> **Exercise**
Turn every line of the items below into a Markdown table with two columns, "Row" for the row number and "Line" for the line itself. Skip blank lines, and leave the pictures out.

> **Record set**
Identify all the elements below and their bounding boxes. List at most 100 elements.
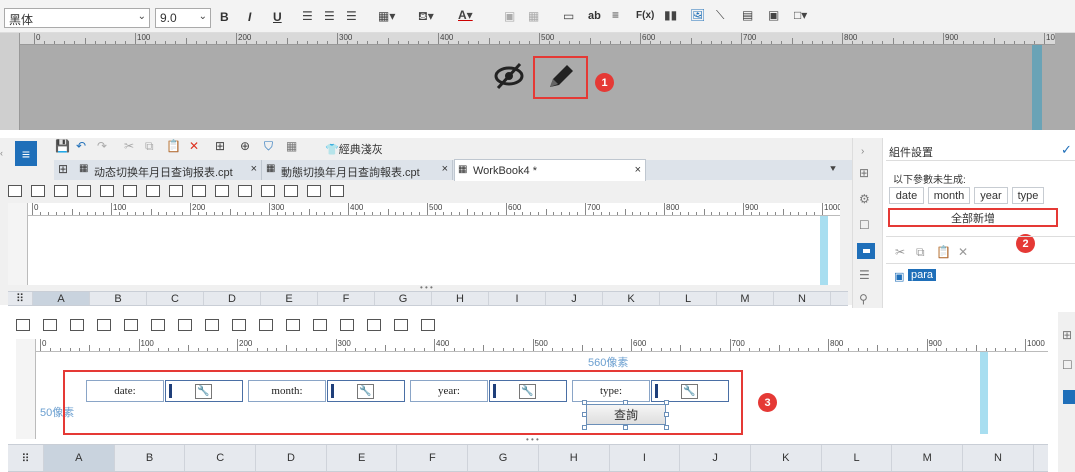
tab-2-close[interactable]: ×: [442, 163, 448, 175]
calendar-widget-icon[interactable]: [151, 319, 165, 331]
hyperlink-icon[interactable]: ⚲: [859, 292, 868, 306]
selection-handle[interactable]: [664, 412, 669, 417]
float-element-icon[interactable]: ☐: [859, 218, 870, 232]
font-size-select[interactable]: 9.0 ⌄: [155, 8, 211, 28]
column-header[interactable]: H: [539, 445, 610, 471]
number-widget-icon[interactable]: [146, 185, 160, 197]
check-icon[interactable]: ✓: [1061, 142, 1072, 158]
underline-button[interactable]: U: [273, 10, 282, 24]
widget-settings-icon[interactable]: [1063, 390, 1075, 404]
column-header[interactable]: M: [717, 292, 774, 305]
cell-border-icon[interactable]: □▾: [794, 8, 807, 22]
param-date-button[interactable]: date: [889, 187, 924, 204]
tree-widget-icon[interactable]: [238, 185, 252, 197]
date-picker-widget-icon[interactable]: [124, 319, 138, 331]
cut-icon[interactable]: ✂: [124, 139, 134, 153]
expand-right-icon[interactable]: ›: [861, 146, 864, 157]
checkbox-widget-icon[interactable]: [340, 319, 354, 331]
column-header[interactable]: K: [603, 292, 660, 305]
column-header[interactable]: G: [375, 292, 432, 305]
param-type-button[interactable]: type: [1012, 187, 1044, 204]
column-header[interactable]: E: [261, 292, 318, 305]
column-header[interactable]: D: [256, 445, 327, 471]
align-left-icon[interactable]: ☰: [302, 9, 313, 23]
designer-canvas[interactable]: [28, 216, 840, 285]
insert-slash-icon[interactable]: ⟍: [716, 8, 724, 23]
insert-widget-icon[interactable]: ▣: [768, 8, 779, 22]
paste-icon[interactable]: 📋: [166, 139, 181, 153]
wrench-icon[interactable]: 🔧: [681, 384, 698, 399]
number-widget-icon[interactable]: [178, 319, 192, 331]
frame-widget-icon[interactable]: [330, 185, 344, 197]
column-header[interactable]: J: [680, 445, 751, 471]
label-widget-icon[interactable]: [31, 185, 45, 197]
split-cells-icon[interactable]: ▦: [528, 9, 539, 23]
wrench-icon[interactable]: 🔧: [519, 384, 536, 399]
column-header[interactable]: J: [546, 292, 603, 305]
selection-handle[interactable]: [582, 412, 587, 417]
select-all-corner[interactable]: ⠿: [8, 445, 44, 471]
frame-widget-icon[interactable]: [394, 319, 408, 331]
tab-list-icon[interactable]: ⯆: [829, 164, 837, 175]
text-field-widget-icon[interactable]: [16, 319, 30, 331]
column-header[interactable]: I: [489, 292, 546, 305]
selection-handle[interactable]: [623, 400, 628, 405]
calendar-widget-icon[interactable]: [123, 185, 137, 197]
query-button[interactable]: 查詢: [586, 404, 666, 425]
column-header[interactable]: D: [204, 292, 261, 305]
align-center-icon[interactable]: ☰: [324, 9, 335, 23]
filter-icon[interactable]: ⛉: [264, 139, 273, 154]
param-month-button[interactable]: month: [928, 187, 970, 204]
selection-handle[interactable]: [664, 425, 669, 430]
copy-icon[interactable]: ⧉: [916, 245, 925, 260]
layout-widget-icon[interactable]: [421, 319, 435, 331]
column-header[interactable]: L: [660, 292, 717, 305]
tab-1[interactable]: ▦ 动态切换年月日查询报表.cpt ×: [76, 160, 262, 180]
date-picker-widget-icon[interactable]: [100, 185, 114, 197]
button-widget-icon[interactable]: [54, 185, 68, 197]
column-header[interactable]: A: [44, 445, 115, 471]
condition-attr-icon[interactable]: ☰: [859, 268, 870, 282]
delete-icon[interactable]: ✕: [189, 139, 199, 153]
save-icon[interactable]: 💾: [55, 139, 70, 153]
insert-image-icon[interactable]: 🖼: [690, 8, 705, 22]
column-header[interactable]: C: [147, 292, 204, 305]
radio-group-widget-icon[interactable]: [192, 185, 206, 197]
column-header[interactable]: F: [318, 292, 375, 305]
redo-icon[interactable]: ↷: [97, 139, 107, 153]
column-header[interactable]: N: [774, 292, 831, 305]
type-editor[interactable]: 🔧: [651, 380, 729, 402]
button-widget-icon[interactable]: [70, 319, 84, 331]
insert-chart-icon[interactable]: ▮▮: [664, 8, 677, 22]
textarea-widget-icon[interactable]: [169, 185, 183, 197]
add-all-button[interactable]: 全部新增: [888, 208, 1058, 227]
column-header[interactable]: K: [751, 445, 822, 471]
tab-3-close[interactable]: ×: [635, 164, 641, 176]
select-all-corner[interactable]: ⠿: [8, 292, 33, 305]
radio-group-widget-icon[interactable]: [232, 319, 246, 331]
para-node-label[interactable]: para: [908, 269, 937, 281]
web-icon[interactable]: ⊕: [240, 139, 250, 153]
column-header[interactable]: I: [610, 445, 681, 471]
cell-element-icon[interactable]: ⊞: [859, 166, 869, 180]
insert-richtext-icon[interactable]: ≡: [612, 8, 619, 22]
date-editor[interactable]: 🔧: [165, 380, 243, 402]
paste-icon[interactable]: 📋: [936, 245, 951, 259]
grid-icon[interactable]: ▦: [286, 139, 297, 153]
bold-button[interactable]: B: [220, 10, 229, 24]
checkbox-widget-icon[interactable]: [284, 185, 298, 197]
font-color-icon[interactable]: A▾: [458, 8, 473, 22]
tab-1-close[interactable]: ×: [251, 163, 257, 175]
textarea-widget-icon[interactable]: [205, 319, 219, 331]
selection-handle[interactable]: [623, 425, 628, 430]
copy-icon[interactable]: ⧉: [145, 139, 154, 154]
column-header[interactable]: F: [398, 445, 469, 471]
column-header[interactable]: A: [33, 292, 90, 305]
range-widget-icon[interactable]: [261, 185, 275, 197]
column-header[interactable]: B: [90, 292, 147, 305]
selection-handle[interactable]: [582, 425, 587, 430]
month-editor[interactable]: 🔧: [327, 380, 405, 402]
text-field-widget-icon[interactable]: [8, 185, 22, 197]
wrench-icon[interactable]: 🔧: [195, 384, 212, 399]
widget-settings-icon[interactable]: [857, 243, 875, 259]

> **Written answer**
| Row | Line |
|---|---|
| 1 | Identify all the elements below and their bounding boxes. List at most 100 elements. |
| 2 | tab-2-close[interactable]: ×: [442, 163, 448, 175] |
| 3 | calendar-widget-icon[interactable]: [151, 319, 165, 331] |
| 4 | hyperlink-icon[interactable]: ⚲: [859, 292, 868, 306] |
| 5 | selection-handle[interactable]: [664, 412, 669, 417] |
| 6 | float-element-icon[interactable]: ☐: [859, 218, 870, 232] |
| 7 | font-size-select[interactable]: 9.0 ⌄: [155, 8, 211, 28] |
| 8 | column-header[interactable]: H: [539, 445, 610, 471] |
| 9 | number-widget-icon[interactable]: [146, 185, 160, 197] |
| 10 | check-icon[interactable]: ✓: [1061, 142, 1072, 158] |
| 11 | underline-button[interactable]: U: [273, 10, 282, 24] |
| 12 | widget-settings-icon[interactable]: [1063, 390, 1075, 404] |
| 13 | column-header[interactable]: M: [717, 292, 774, 305] |
| 14 | cell-border-icon[interactable]: □▾: [794, 8, 807, 22] |
| 15 | param-date-button[interactable]: date: [889, 187, 924, 204] |
| 16 | tree-widget-icon[interactable]: [238, 185, 252, 197] |
| 17 | date-picker-widget-icon[interactable]: [124, 319, 138, 331] |
| 18 | cut-icon[interactable]: ✂: [124, 139, 134, 153] |
| 19 | expand-right-icon[interactable]: ›: [861, 146, 864, 157] |
| 20 | checkbox-widget-icon[interactable]: [340, 319, 354, 331] |
| 21 | column-header[interactable]: K: [603, 292, 660, 305] |
| 22 | column-header[interactable]: G: [375, 292, 432, 305] |
| 23 | param-type-button[interactable]: type: [1012, 187, 1044, 204] |
| 24 | column-header[interactable]: E: [261, 292, 318, 305] |
| 25 | column-header[interactable]: D: [256, 445, 327, 471] |
| 26 | align-left-icon[interactable]: ☰: [302, 9, 313, 23] |
| 27 | designer-canvas[interactable]: [28, 216, 840, 285] |
| 28 | insert-slash-icon[interactable]: ⟍: [716, 8, 724, 23] |
| 29 | insert-widget-icon[interactable]: ▣: [768, 8, 779, 22] |
| 30 | paste-icon[interactable]: 📋: [166, 139, 181, 153] |
| 31 | wrench-icon[interactable]: 🔧: [681, 384, 698, 399] |
| 32 | number-widget-icon[interactable]: [178, 319, 192, 331] |
| 33 | frame-widget-icon[interactable]: [330, 185, 344, 197] |
| 34 | column-header[interactable]: J: [680, 445, 751, 471] |
| 35 | label-widget-icon[interactable]: [31, 185, 45, 197] |
| 36 | split-cells-icon[interactable]: ▦: [528, 9, 539, 23] |
| 37 | wrench-icon[interactable]: 🔧: [519, 384, 536, 399] |
| 38 | column-header[interactable]: J: [546, 292, 603, 305] |
| 39 | selection-handle[interactable]: [582, 412, 587, 417] |
| 40 | select-all-corner[interactable]: ⠿: [8, 445, 44, 471] |
| 41 | frame-widget-icon[interactable]: [394, 319, 408, 331] |
| 42 | tab-list-icon[interactable]: ⯆: [829, 164, 837, 175] |
| 43 | text-field-widget-icon[interactable]: [16, 319, 30, 331] |
| 44 | column-header[interactable]: I: [489, 292, 546, 305] |
| 45 | selection-handle[interactable]: [623, 400, 628, 405] |
| 46 | calendar-widget-icon[interactable]: [123, 185, 137, 197] |
| 47 | query-button[interactable]: 查詢: [586, 404, 666, 425] |
| 48 | column-header[interactable]: D: [204, 292, 261, 305] |
| 49 | align-center-icon[interactable]: ☰: [324, 9, 335, 23] |
| 50 | filter-icon[interactable]: ⛉: [264, 139, 273, 154] |
| 51 | param-month-button[interactable]: month: [928, 187, 970, 204] |
| 52 | selection-handle[interactable]: [664, 425, 669, 430] |
| 53 | copy-icon[interactable]: ⧉: [916, 245, 925, 260] |
| 54 | layout-widget-icon[interactable]: [421, 319, 435, 331] |
| 55 | column-header[interactable]: L: [660, 292, 717, 305] |
| 56 | tab-1[interactable]: ▦ 动态切换年月日查询报表.cpt ×: [76, 160, 262, 180] |
| 57 | date-picker-widget-icon[interactable]: [100, 185, 114, 197] |
| 58 | button-widget-icon[interactable]: [54, 185, 68, 197] |
| 59 | column-header[interactable]: A: [44, 445, 115, 471] |
| 60 | condition-attr-icon[interactable]: ☰: [859, 268, 870, 282] |
| 61 | delete-icon[interactable]: ✕: [189, 139, 199, 153] |
| 62 | save-icon[interactable]: 💾: [55, 139, 70, 153] |
| 63 | insert-image-icon[interactable]: 🖼: [690, 8, 705, 22] |
| 64 | column-header[interactable]: C: [147, 292, 204, 305] |
| 65 | radio-group-widget-icon[interactable]: [192, 185, 206, 197] |
| 66 | column-header[interactable]: F: [318, 292, 375, 305] |
| 67 | redo-icon[interactable]: ↷: [97, 139, 107, 153] |
| 68 | column-header[interactable]: N: [774, 292, 831, 305] |
| 69 | type-editor[interactable]: 🔧: [651, 380, 729, 402] |
| 70 | button-widget-icon[interactable]: [70, 319, 84, 331] |
| 71 | insert-chart-icon[interactable]: ▮▮: [664, 8, 677, 22] |
| 72 | textarea-widget-icon[interactable]: [169, 185, 183, 197] |
| 73 | add-all-button[interactable]: 全部新增: [888, 208, 1058, 227] |
| 74 | column-header[interactable]: K: [751, 445, 822, 471] |
| 75 | tab-3-close[interactable]: ×: [635, 164, 641, 176] |
| 76 | select-all-corner[interactable]: ⠿: [8, 292, 33, 305] |
| 77 | radio-group-widget-icon[interactable]: [232, 319, 246, 331] |
| 78 | para-node-label[interactable]: para: [908, 269, 937, 281] |
| 79 | web-icon[interactable]: ⊕: [240, 139, 250, 153] |
| 80 | column-header[interactable]: I: [610, 445, 681, 471] |
| 81 | cell-element-icon[interactable]: ⊞: [859, 166, 869, 180] |
| 82 | insert-richtext-icon[interactable]: ≡: [612, 8, 619, 22] |
| 83 | date-editor[interactable]: 🔧: [165, 380, 243, 402] |
| 84 | paste-icon[interactable]: 📋: [936, 245, 951, 259] |
| 85 | grid-icon[interactable]: ▦: [286, 139, 297, 153] |
| 86 | bold-button[interactable]: B: [220, 10, 229, 24] |
| 87 | checkbox-widget-icon[interactable]: [284, 185, 298, 197] |
| 88 | font-color-icon[interactable]: A▾: [458, 8, 473, 22] |
| 89 | tab-1-close[interactable]: ×: [251, 163, 257, 175] |
| 90 | textarea-widget-icon[interactable]: [205, 319, 219, 331] |
| 91 | selection-handle[interactable]: [623, 425, 628, 430] |
| 92 | copy-icon[interactable]: ⧉: [145, 139, 154, 154] |
| 93 | column-header[interactable]: F: [398, 445, 469, 471] |
| 94 | column-header[interactable]: A: [33, 292, 90, 305] |
| 95 | range-widget-icon[interactable]: [261, 185, 275, 197] |
| 96 | column-header[interactable]: B: [90, 292, 147, 305] |
| 97 | selection-handle[interactable]: [582, 425, 587, 430] |
| 98 | month-editor[interactable]: 🔧: [327, 380, 405, 402] |
| 99 | text-field-widget-icon[interactable]: [8, 185, 22, 197] |
| 100 | wrench-icon[interactable]: 🔧: [195, 384, 212, 399] |
| 101 | widget-settings-icon[interactable]: [857, 243, 875, 259] |